(Dataset records)
--

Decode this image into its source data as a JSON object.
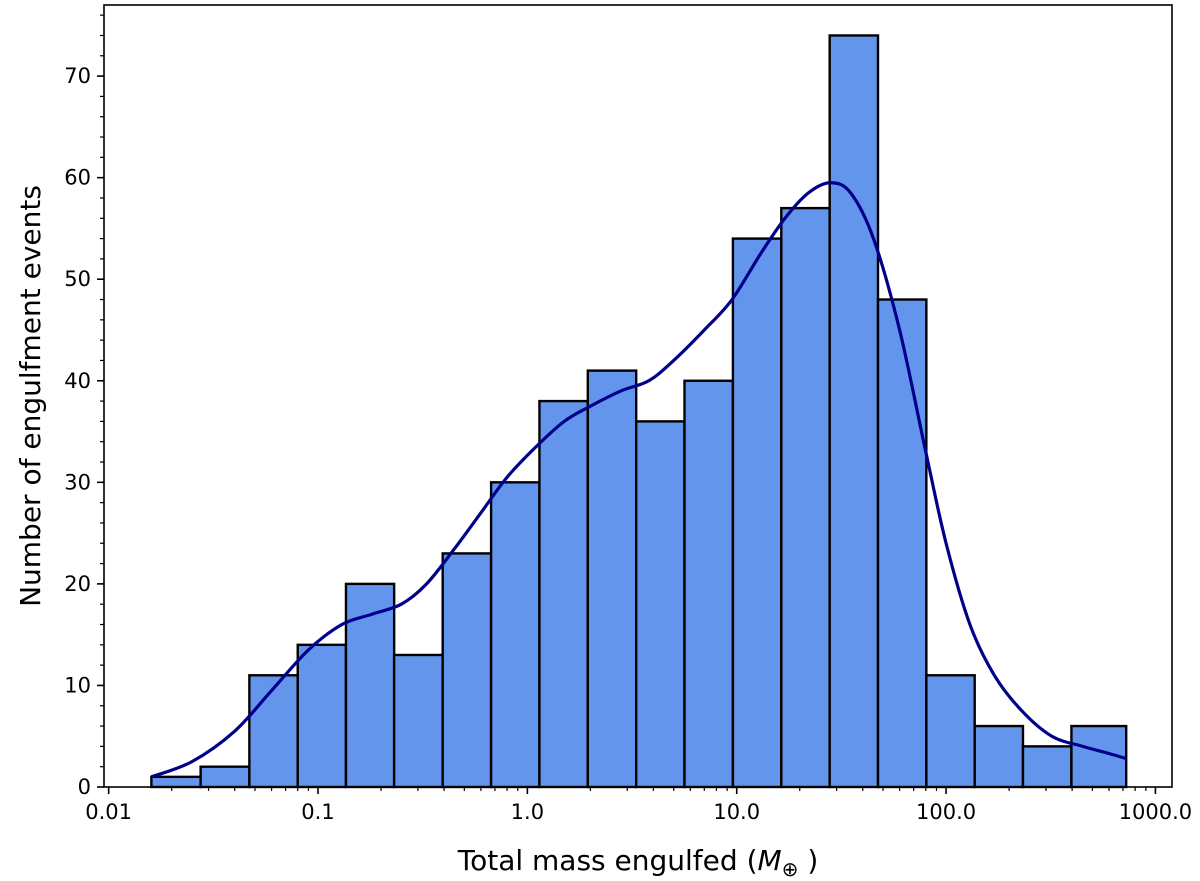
{
  "chart_data": {
    "type": "bar",
    "title": "",
    "xlabel": "Total mass engulfed",
    "xlabel_unit": "M",
    "xlabel_unit_sub": "⊕",
    "ylabel": "Number of engulfment events",
    "x_scale": "log",
    "xlim": [
      0.0095,
      1200
    ],
    "ylim": [
      0,
      77
    ],
    "x_ticks": [
      {
        "value": 0.01,
        "label": "0.01"
      },
      {
        "value": 0.1,
        "label": "0.1"
      },
      {
        "value": 1,
        "label": "1.0"
      },
      {
        "value": 10,
        "label": "10.0"
      },
      {
        "value": 100,
        "label": "100.0"
      },
      {
        "value": 1000,
        "label": "1000.0"
      }
    ],
    "y_ticks": [
      {
        "value": 0,
        "label": "0"
      },
      {
        "value": 10,
        "label": "10"
      },
      {
        "value": 20,
        "label": "20"
      },
      {
        "value": 30,
        "label": "30"
      },
      {
        "value": 40,
        "label": "40"
      },
      {
        "value": 50,
        "label": "50"
      },
      {
        "value": 60,
        "label": "60"
      },
      {
        "value": 70,
        "label": "70"
      }
    ],
    "bin_edges": [
      0.016,
      0.0275,
      0.047,
      0.08,
      0.136,
      0.231,
      0.394,
      0.671,
      1.142,
      1.944,
      3.31,
      5.63,
      9.59,
      16.33,
      27.8,
      47.3,
      80.5,
      137,
      233,
      397,
      725
    ],
    "counts": [
      1,
      2,
      11,
      14,
      20,
      13,
      23,
      30,
      38,
      41,
      36,
      40,
      54,
      57,
      74,
      48,
      11,
      6,
      4,
      6
    ],
    "kde": {
      "x": [
        0.016,
        0.025,
        0.04,
        0.06,
        0.09,
        0.13,
        0.18,
        0.25,
        0.33,
        0.45,
        0.6,
        0.8,
        1.1,
        1.5,
        2.0,
        2.8,
        3.8,
        5.0,
        7.0,
        9.5,
        13.0,
        17.0,
        22.0,
        28.0,
        35.0,
        45.0,
        60.0,
        80.0,
        100.0,
        130.0,
        170.0,
        230.0,
        320.0,
        450.0,
        600.0,
        725.0
      ],
      "y": [
        1,
        2.5,
        5.5,
        9.5,
        13.5,
        16,
        17,
        18,
        20,
        23.5,
        27,
        30.5,
        33.5,
        36,
        37.5,
        39,
        40,
        42,
        45,
        48,
        52.5,
        56,
        58.5,
        59.5,
        58.5,
        54,
        45,
        33,
        24,
        16,
        11,
        7.5,
        5,
        4,
        3.3,
        2.8
      ]
    },
    "colors": {
      "bar": "#6495ed",
      "edge": "#000000",
      "kde": "#00008b"
    },
    "grid": false,
    "legend": "none"
  }
}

--

### [Request]
Make a verbatim copy of all the entries and strip out the pictures.

### [Solution for this exercise]
Decode this image into its source data as a JSON object.
{
  "chart_data": {
    "type": "bar",
    "title": "",
    "xlabel": "Total mass engulfed",
    "xlabel_unit": "M",
    "xlabel_unit_sub": "⊕",
    "ylabel": "Number of engulfment events",
    "x_scale": "log",
    "xlim": [
      0.0095,
      1200
    ],
    "ylim": [
      0,
      77
    ],
    "x_ticks": [
      {
        "value": 0.01,
        "label": "0.01"
      },
      {
        "value": 0.1,
        "label": "0.1"
      },
      {
        "value": 1,
        "label": "1.0"
      },
      {
        "value": 10,
        "label": "10.0"
      },
      {
        "value": 100,
        "label": "100.0"
      },
      {
        "value": 1000,
        "label": "1000.0"
      }
    ],
    "y_ticks": [
      {
        "value": 0,
        "label": "0"
      },
      {
        "value": 10,
        "label": "10"
      },
      {
        "value": 20,
        "label": "20"
      },
      {
        "value": 30,
        "label": "30"
      },
      {
        "value": 40,
        "label": "40"
      },
      {
        "value": 50,
        "label": "50"
      },
      {
        "value": 60,
        "label": "60"
      },
      {
        "value": 70,
        "label": "70"
      }
    ],
    "bin_edges": [
      0.016,
      0.0275,
      0.047,
      0.08,
      0.136,
      0.231,
      0.394,
      0.671,
      1.142,
      1.944,
      3.31,
      5.63,
      9.59,
      16.33,
      27.8,
      47.3,
      80.5,
      137,
      233,
      397,
      725
    ],
    "counts": [
      1,
      2,
      11,
      14,
      20,
      13,
      23,
      30,
      38,
      41,
      36,
      40,
      54,
      57,
      74,
      48,
      11,
      6,
      4,
      6
    ],
    "kde": {
      "x": [
        0.016,
        0.025,
        0.04,
        0.06,
        0.09,
        0.13,
        0.18,
        0.25,
        0.33,
        0.45,
        0.6,
        0.8,
        1.1,
        1.5,
        2.0,
        2.8,
        3.8,
        5.0,
        7.0,
        9.5,
        13.0,
        17.0,
        22.0,
        28.0,
        35.0,
        45.0,
        60.0,
        80.0,
        100.0,
        130.0,
        170.0,
        230.0,
        320.0,
        450.0,
        600.0,
        725.0
      ],
      "y": [
        1,
        2.5,
        5.5,
        9.5,
        13.5,
        16,
        17,
        18,
        20,
        23.5,
        27,
        30.5,
        33.5,
        36,
        37.5,
        39,
        40,
        42,
        45,
        48,
        52.5,
        56,
        58.5,
        59.5,
        58.5,
        54,
        45,
        33,
        24,
        16,
        11,
        7.5,
        5,
        4,
        3.3,
        2.8
      ]
    },
    "colors": {
      "bar": "#6495ed",
      "edge": "#000000",
      "kde": "#00008b"
    },
    "grid": false,
    "legend": "none"
  }
}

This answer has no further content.